▶ GOAL: Give the number of lines that include the word "name", and nothing else.

▶ DATASET RECORDS:
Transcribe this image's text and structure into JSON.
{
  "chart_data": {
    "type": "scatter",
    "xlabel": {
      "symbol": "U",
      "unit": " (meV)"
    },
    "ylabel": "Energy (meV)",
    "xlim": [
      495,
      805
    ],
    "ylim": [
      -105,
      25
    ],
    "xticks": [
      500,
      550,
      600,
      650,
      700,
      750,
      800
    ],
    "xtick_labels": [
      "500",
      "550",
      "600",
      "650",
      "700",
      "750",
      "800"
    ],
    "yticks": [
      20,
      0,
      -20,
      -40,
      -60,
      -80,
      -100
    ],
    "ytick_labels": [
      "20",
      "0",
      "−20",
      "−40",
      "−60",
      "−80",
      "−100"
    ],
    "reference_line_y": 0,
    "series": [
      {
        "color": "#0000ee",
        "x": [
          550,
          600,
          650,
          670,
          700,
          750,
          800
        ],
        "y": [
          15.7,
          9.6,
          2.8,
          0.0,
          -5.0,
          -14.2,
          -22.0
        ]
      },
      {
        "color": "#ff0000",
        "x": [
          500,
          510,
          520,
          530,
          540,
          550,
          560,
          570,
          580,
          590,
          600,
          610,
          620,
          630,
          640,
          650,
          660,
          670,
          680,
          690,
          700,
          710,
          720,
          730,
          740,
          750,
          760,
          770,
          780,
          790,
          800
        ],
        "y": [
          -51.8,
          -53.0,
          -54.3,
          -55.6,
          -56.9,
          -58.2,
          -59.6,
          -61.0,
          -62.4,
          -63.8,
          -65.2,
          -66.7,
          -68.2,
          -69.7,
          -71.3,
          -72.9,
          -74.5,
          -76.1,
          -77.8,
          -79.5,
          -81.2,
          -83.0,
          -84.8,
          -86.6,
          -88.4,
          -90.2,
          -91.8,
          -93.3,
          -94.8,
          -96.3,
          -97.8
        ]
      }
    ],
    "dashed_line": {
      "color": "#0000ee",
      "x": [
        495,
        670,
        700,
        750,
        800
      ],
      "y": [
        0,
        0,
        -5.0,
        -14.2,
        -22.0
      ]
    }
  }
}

* * *

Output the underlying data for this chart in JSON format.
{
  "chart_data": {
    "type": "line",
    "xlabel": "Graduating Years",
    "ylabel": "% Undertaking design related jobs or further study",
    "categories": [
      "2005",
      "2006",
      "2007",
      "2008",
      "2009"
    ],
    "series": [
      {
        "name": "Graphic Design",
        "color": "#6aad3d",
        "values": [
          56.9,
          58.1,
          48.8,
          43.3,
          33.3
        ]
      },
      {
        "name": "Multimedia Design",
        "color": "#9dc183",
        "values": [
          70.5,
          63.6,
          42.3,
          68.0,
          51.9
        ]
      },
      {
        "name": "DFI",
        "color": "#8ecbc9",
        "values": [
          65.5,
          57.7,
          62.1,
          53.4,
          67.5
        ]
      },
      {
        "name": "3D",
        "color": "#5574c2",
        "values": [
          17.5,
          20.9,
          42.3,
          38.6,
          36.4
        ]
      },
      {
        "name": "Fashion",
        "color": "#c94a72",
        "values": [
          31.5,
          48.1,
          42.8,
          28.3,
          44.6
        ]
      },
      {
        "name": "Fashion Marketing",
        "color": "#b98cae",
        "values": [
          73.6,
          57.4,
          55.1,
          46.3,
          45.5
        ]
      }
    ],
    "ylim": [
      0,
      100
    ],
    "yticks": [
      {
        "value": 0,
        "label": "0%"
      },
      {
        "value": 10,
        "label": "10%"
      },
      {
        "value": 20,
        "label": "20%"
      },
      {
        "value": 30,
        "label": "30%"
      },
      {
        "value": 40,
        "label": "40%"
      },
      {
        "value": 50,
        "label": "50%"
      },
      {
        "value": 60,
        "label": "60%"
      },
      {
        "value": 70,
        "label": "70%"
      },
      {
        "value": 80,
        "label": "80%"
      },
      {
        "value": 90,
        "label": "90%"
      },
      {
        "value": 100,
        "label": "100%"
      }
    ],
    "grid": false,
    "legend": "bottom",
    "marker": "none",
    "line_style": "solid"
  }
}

▶ FULL RESPONSE: 6